British hop growers are buckling under the pressure after a year of pub closures and cancelled music festivals, the director of the British Hop Association has warned.
Ali Capper – who is also chairman of the NFU National Horticulture & Potatoes board and partner at Stocks Farm – told The Grocer sales were “significantly down” and growers were being left with an “oversupply situation”.
“Internationally beer sales are down because there have been no music or beer festivals and there have been a lot of hospitality restrictions across the world.
“And a large proportion – lets say 70% – of British hops head directly to British cask ale and you only really drink cask ale in a pub – even now pubs are open there are still restrictions, all those sales from people stood at the bar having a drink are not there.”
Compounding the issue, some brewers and merchants had approached the industry early in 2021 “and said they wanted half the crop because there was already such an oversupply situation that had been created last year”, she added.
“That was a hard one because we all have contracts that are legally enforceable.” But, she said: “If you try and enforce a contract on a market that doesn’t want it, you might get your money this year but you might not get another contract in future.”
Growers were being forced to idle increasing amounts of their crops – where the plant is not allowed to grow up the string and is chemically knocked back, she said.
“We farm 100 acres and across the two years we’ll have lost a year’s worth of turnover,” she added.
“British hop growers need drinkers to choose British hopped beers, British beer drinkers to choose brewers who’re supporting the British industry, and they need to remember that beers made with imported hops aren’t being very kind to the environment.”

■ WHAT THE TASK REQUIRES ■
Quote the passage on British hop growers from "Compounding the issue, some" up to and including "back, she said.".

■ RECORD EXTRACTS ■
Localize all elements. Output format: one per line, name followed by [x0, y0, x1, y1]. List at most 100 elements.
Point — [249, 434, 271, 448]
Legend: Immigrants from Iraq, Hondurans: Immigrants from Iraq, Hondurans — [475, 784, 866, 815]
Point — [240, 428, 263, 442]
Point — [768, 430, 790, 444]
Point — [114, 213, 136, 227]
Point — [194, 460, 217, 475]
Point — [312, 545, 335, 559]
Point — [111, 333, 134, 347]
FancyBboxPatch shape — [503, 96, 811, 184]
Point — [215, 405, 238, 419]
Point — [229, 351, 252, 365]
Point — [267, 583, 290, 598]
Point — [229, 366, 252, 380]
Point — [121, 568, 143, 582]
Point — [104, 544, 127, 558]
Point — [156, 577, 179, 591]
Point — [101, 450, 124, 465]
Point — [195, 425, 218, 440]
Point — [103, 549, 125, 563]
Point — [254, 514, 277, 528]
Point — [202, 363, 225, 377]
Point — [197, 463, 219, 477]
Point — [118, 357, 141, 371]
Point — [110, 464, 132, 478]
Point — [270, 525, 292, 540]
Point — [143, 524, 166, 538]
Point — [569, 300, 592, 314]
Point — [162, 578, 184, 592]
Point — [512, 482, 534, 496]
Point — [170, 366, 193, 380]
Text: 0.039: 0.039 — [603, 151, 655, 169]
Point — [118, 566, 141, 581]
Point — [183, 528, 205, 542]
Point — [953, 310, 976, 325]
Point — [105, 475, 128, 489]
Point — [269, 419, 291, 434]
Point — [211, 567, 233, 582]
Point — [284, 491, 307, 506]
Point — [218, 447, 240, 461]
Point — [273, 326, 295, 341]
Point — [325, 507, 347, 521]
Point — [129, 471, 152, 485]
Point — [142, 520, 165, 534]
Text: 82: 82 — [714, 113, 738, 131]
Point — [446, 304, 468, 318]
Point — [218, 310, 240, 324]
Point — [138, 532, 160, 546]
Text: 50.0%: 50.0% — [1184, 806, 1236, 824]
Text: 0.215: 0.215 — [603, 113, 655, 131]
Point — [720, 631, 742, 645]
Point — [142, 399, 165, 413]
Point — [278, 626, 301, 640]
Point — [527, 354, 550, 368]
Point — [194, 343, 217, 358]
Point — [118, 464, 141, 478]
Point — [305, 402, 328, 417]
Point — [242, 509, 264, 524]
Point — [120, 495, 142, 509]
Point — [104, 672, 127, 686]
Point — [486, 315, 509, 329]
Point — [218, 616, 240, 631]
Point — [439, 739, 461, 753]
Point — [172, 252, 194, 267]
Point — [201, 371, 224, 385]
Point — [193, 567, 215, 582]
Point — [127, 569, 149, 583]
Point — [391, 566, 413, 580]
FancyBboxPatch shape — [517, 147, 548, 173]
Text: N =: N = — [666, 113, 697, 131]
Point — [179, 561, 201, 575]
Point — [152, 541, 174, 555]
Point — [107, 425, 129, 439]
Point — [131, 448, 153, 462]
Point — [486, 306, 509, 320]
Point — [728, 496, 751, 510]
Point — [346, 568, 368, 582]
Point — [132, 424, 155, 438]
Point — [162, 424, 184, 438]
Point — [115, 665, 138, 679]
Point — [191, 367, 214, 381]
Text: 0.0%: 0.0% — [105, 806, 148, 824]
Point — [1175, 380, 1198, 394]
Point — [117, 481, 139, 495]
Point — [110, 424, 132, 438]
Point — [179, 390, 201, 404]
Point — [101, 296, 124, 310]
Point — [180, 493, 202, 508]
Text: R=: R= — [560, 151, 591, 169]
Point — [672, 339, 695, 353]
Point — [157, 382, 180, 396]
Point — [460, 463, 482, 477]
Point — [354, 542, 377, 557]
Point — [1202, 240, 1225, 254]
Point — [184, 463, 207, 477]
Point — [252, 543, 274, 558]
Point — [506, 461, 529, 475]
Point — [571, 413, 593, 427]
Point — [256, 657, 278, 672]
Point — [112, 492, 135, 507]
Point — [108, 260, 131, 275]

■ PROBLEM SOLUTION ■
Compounding the issue, some brewers and merchants had approached the industry early in 2021 “and said they wanted half the crop because there was already such an oversupply situation that had been created last year”, she added.
“That was a hard one because we all have contracts that are legally enforceable.” But, she said: “If you try and enforce a contract on a market that doesn’t want it, you might get your money this year but you might not get another contract in future.”
Growers were being forced to idle increasing amounts of their crops – where the plant is not allowed to grow up the string and is chemically knocked back, she said.